-- Goal --
Below are some entries; can you quote all of them exactly?

[Collection entries]
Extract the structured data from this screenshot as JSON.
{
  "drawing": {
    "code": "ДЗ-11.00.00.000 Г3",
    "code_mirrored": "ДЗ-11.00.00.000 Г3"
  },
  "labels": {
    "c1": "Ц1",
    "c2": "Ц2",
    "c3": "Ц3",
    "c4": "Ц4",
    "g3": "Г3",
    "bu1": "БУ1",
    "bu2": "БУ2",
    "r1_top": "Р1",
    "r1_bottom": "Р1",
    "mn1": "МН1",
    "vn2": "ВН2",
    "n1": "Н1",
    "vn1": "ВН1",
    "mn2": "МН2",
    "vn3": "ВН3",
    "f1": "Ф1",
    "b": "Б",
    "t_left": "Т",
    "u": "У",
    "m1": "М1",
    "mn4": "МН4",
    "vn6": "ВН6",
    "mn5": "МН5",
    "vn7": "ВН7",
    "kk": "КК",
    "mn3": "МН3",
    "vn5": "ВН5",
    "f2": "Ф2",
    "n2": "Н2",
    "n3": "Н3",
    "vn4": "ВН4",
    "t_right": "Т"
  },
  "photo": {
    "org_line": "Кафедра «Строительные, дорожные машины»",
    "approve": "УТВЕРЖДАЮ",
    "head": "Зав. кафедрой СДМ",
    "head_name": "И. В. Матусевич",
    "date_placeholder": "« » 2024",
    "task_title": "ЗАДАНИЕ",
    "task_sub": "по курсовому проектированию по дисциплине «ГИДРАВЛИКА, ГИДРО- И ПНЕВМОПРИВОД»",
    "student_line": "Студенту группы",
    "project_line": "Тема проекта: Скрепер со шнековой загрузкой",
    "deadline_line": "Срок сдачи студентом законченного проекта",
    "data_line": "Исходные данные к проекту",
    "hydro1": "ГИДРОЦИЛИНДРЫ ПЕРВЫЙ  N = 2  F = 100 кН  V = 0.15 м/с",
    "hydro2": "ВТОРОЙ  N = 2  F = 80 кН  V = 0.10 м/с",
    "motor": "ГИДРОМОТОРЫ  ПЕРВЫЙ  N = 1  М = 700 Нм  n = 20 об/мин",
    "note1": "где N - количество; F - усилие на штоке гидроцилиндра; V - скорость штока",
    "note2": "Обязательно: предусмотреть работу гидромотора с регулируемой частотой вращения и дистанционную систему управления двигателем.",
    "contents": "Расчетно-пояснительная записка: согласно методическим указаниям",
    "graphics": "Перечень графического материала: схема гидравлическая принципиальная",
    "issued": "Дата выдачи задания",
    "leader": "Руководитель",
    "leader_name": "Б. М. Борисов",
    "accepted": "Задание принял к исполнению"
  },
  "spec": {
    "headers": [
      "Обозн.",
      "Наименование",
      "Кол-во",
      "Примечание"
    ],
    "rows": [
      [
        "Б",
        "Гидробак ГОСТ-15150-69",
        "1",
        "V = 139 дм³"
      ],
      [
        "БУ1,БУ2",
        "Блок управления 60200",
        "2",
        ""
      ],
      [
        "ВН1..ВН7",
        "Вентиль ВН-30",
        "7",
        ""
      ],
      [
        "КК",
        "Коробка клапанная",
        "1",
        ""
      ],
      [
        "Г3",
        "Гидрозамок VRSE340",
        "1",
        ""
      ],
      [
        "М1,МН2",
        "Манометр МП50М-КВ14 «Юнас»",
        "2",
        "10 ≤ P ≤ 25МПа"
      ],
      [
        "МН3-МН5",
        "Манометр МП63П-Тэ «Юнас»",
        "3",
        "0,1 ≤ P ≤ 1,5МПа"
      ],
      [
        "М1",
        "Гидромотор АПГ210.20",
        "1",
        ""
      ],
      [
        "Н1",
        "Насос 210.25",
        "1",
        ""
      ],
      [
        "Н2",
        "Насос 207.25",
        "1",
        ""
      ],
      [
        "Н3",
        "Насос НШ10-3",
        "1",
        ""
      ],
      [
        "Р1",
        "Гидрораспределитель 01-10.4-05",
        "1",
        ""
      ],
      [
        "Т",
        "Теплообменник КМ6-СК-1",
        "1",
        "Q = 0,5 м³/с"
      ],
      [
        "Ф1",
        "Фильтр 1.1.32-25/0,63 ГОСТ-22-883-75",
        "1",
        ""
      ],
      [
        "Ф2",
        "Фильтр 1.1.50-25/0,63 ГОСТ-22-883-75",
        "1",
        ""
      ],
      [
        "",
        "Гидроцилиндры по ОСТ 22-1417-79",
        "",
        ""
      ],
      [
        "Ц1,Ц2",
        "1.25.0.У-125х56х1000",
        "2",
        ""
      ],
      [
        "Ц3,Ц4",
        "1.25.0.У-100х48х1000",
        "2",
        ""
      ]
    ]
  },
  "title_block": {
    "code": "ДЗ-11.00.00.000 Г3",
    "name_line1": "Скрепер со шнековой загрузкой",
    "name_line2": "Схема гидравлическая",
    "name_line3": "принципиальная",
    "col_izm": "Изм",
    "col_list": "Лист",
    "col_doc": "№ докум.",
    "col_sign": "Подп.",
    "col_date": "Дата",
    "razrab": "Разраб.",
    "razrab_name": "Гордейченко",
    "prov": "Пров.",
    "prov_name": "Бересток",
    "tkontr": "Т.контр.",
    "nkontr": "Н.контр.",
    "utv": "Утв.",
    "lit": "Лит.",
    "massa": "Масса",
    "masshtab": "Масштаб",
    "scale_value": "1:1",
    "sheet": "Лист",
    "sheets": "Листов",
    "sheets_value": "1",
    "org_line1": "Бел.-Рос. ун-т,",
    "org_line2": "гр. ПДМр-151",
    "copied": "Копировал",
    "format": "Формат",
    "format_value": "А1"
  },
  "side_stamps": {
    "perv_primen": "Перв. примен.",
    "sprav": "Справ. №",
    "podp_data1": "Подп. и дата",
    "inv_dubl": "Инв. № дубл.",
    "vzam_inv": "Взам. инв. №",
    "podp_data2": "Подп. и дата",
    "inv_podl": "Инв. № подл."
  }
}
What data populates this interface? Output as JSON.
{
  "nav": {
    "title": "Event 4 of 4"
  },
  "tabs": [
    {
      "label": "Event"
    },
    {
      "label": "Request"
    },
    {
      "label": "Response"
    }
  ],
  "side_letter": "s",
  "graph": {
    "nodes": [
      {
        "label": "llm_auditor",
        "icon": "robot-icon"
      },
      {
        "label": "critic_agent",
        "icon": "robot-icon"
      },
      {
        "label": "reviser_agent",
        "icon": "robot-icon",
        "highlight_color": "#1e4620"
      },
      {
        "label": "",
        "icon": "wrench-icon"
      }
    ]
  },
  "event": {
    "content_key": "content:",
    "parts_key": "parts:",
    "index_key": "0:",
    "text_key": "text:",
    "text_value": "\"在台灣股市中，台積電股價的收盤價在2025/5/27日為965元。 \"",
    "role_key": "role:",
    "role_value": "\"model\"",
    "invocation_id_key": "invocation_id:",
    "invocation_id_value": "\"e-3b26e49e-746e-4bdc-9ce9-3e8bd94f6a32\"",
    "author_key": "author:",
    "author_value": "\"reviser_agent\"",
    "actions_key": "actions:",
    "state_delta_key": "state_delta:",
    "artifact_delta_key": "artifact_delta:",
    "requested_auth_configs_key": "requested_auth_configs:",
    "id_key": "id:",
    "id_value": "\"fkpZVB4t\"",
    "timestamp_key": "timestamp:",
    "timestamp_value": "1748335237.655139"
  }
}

-- Task solution --
Extract the structured data from this screenshot as JSON.
{
  "drawing": {
    "code": "ДЗ-11.00.00.000 Г3",
    "code_mirrored": "ДЗ-11.00.00.000 Г3"
  },
  "labels": {
    "c1": "Ц1",
    "c2": "Ц2",
    "c3": "Ц3",
    "c4": "Ц4",
    "g3": "Г3",
    "bu1": "БУ1",
    "bu2": "БУ2",
    "r1_top": "Р1",
    "r1_bottom": "Р1",
    "mn1": "МН1",
    "vn2": "ВН2",
    "n1": "Н1",
    "vn1": "ВН1",
    "mn2": "МН2",
    "vn3": "ВН3",
    "f1": "Ф1",
    "b": "Б",
    "t_left": "Т",
    "u": "У",
    "m1": "М1",
    "mn4": "МН4",
    "vn6": "ВН6",
    "mn5": "МН5",
    "vn7": "ВН7",
    "kk": "КК",
    "mn3": "МН3",
    "vn5": "ВН5",
    "f2": "Ф2",
    "n2": "Н2",
    "n3": "Н3",
    "vn4": "ВН4",
    "t_right": "Т"
  },
  "photo": {
    "org_line": "Кафедра «Строительные, дорожные машины»",
    "approve": "УТВЕРЖДАЮ",
    "head": "Зав. кафедрой СДМ",
    "head_name": "И. В. Матусевич",
    "date_placeholder": "« » 2024",
    "task_title": "ЗАДАНИЕ",
    "task_sub": "по курсовому проектированию по дисциплине «ГИДРАВЛИКА, ГИДРО- И ПНЕВМОПРИВОД»",
    "student_line": "Студенту группы",
    "project_line": "Тема проекта: Скрепер со шнековой загрузкой",
    "deadline_line": "Срок сдачи студентом законченного проекта",
    "data_line": "Исходные данные к проекту",
    "hydro1": "ГИДРОЦИЛИНДРЫ ПЕРВЫЙ  N = 2  F = 100 кН  V = 0.15 м/с",
    "hydro2": "ВТОРОЙ  N = 2  F = 80 кН  V = 0.10 м/с",
    "motor": "ГИДРОМОТОРЫ  ПЕРВЫЙ  N = 1  М = 700 Нм  n = 20 об/мин",
    "note1": "где N - количество; F - усилие на штоке гидроцилиндра; V - скорость штока",
    "note2": "Обязательно: предусмотреть работу гидромотора с регулируемой частотой вращения и дистанционную систему управления двигателем.",
    "contents": "Расчетно-пояснительная записка: согласно методическим указаниям",
    "graphics": "Перечень графического материала: схема гидравлическая принципиальная",
    "issued": "Дата выдачи задания",
    "leader": "Руководитель",
    "leader_name": "Б. М. Борисов",
    "accepted": "Задание принял к исполнению"
  },
  "spec": {
    "headers": [
      "Обозн.",
      "Наименование",
      "Кол-во",
      "Примечание"
    ],
    "rows": [
      [
        "Б",
        "Гидробак ГОСТ-15150-69",
        "1",
        "V = 139 дм³"
      ],
      [
        "БУ1,БУ2",
        "Блок управления 60200",
        "2",
        ""
      ],
      [
        "ВН1..ВН7",
        "Вентиль ВН-30",
        "7",
        ""
      ],
      [
        "КК",
        "Коробка клапанная",
        "1",
        ""
      ],
      [
        "Г3",
        "Гидрозамок VRSE340",
        "1",
        ""
      ],
      [
        "М1,МН2",
        "Манометр МП50М-КВ14 «Юнас»",
        "2",
        "10 ≤ P ≤ 25МПа"
      ],
      [
        "МН3-МН5",
        "Манометр МП63П-Тэ «Юнас»",
        "3",
        "0,1 ≤ P ≤ 1,5МПа"
      ],
      [
        "М1",
        "Гидромотор АПГ210.20",
        "1",
        ""
      ],
      [
        "Н1",
        "Насос 210.25",
        "1",
        ""
      ],
      [
        "Н2",
        "Насос 207.25",
        "1",
        ""
      ],
      [
        "Н3",
        "Насос НШ10-3",
        "1",
        ""
      ],
      [
        "Р1",
        "Гидрораспределитель 01-10.4-05",
        "1",
        ""
      ],
      [
        "Т",
        "Теплообменник КМ6-СК-1",
        "1",
        "Q = 0,5 м³/с"
      ],
      [
        "Ф1",
        "Фильтр 1.1.32-25/0,63 ГОСТ-22-883-75",
        "1",
        ""
      ],
      [
        "Ф2",
        "Фильтр 1.1.50-25/0,63 ГОСТ-22-883-75",
        "1",
        ""
      ],
      [
        "",
        "Гидроцилиндры по ОСТ 22-1417-79",
        "",
        ""
      ],
      [
        "Ц1,Ц2",
        "1.25.0.У-125х56х1000",
        "2",
        ""
      ],
      [
        "Ц3,Ц4",
        "1.25.0.У-100х48х1000",
        "2",
        ""
      ]
    ]
  },
  "title_block": {
    "code": "ДЗ-11.00.00.000 Г3",
    "name_line1": "Скрепер со шнековой загрузкой",
    "name_line2": "Схема гидравлическая",
    "name_line3": "принципиальная",
    "col_izm": "Изм",
    "col_list": "Лист",
    "col_doc": "№ докум.",
    "col_sign": "Подп.",
    "col_date": "Дата",
    "razrab": "Разраб.",
    "razrab_name": "Гордейченко",
    "prov": "Пров.",
    "prov_name": "Бересток",
    "tkontr": "Т.контр.",
    "nkontr": "Н.контр.",
    "utv": "Утв.",
    "lit": "Лит.",
    "massa": "Масса",
    "masshtab": "Масштаб",
    "scale_value": "1:1",
    "sheet": "Лист",
    "sheets": "Листов",
    "sheets_value": "1",
    "org_line1": "Бел.-Рос. ун-т,",
    "org_line2": "гр. ПДМр-151",
    "copied": "Копировал",
    "format": "Формат",
    "format_value": "А1"
  },
  "side_stamps": {
    "perv_primen": "Перв. примен.",
    "sprav": "Справ. №",
    "podp_data1": "Подп. и дата",
    "inv_dubl": "Инв. № дубл.",
    "vzam_inv": "Взам. инв. №",
    "podp_data2": "Подп. и дата",
    "inv_podl": "Инв. № подл."
  }
}
What data populates this interface? Output as JSON.
{
  "nav": {
    "title": "Event 4 of 4"
  },
  "tabs": [
    {
      "label": "Event"
    },
    {
      "label": "Request"
    },
    {
      "label": "Response"
    }
  ],
  "side_letter": "s",
  "graph": {
    "nodes": [
      {
        "label": "llm_auditor",
        "icon": "robot-icon"
      },
      {
        "label": "critic_agent",
        "icon": "robot-icon"
      },
      {
        "label": "reviser_agent",
        "icon": "robot-icon",
        "highlight_color": "#1e4620"
      },
      {
        "label": "",
        "icon": "wrench-icon"
      }
    ]
  },
  "event": {
    "content_key": "content:",
    "parts_key": "parts:",
    "index_key": "0:",
    "text_key": "text:",
    "text_value": "\"在台灣股市中，台積電股價的收盤價在2025/5/27日為965元。 \"",
    "role_key": "role:",
    "role_value": "\"model\"",
    "invocation_id_key": "invocation_id:",
    "invocation_id_value": "\"e-3b26e49e-746e-4bdc-9ce9-3e8bd94f6a32\"",
    "author_key": "author:",
    "author_value": "\"reviser_agent\"",
    "actions_key": "actions:",
    "state_delta_key": "state_delta:",
    "artifact_delta_key": "artifact_delta:",
    "requested_auth_configs_key": "requested_auth_configs:",
    "id_key": "id:",
    "id_value": "\"fkpZVB4t\"",
    "timestamp_key": "timestamp:",
    "timestamp_value": "1748335237.655139"
  }
}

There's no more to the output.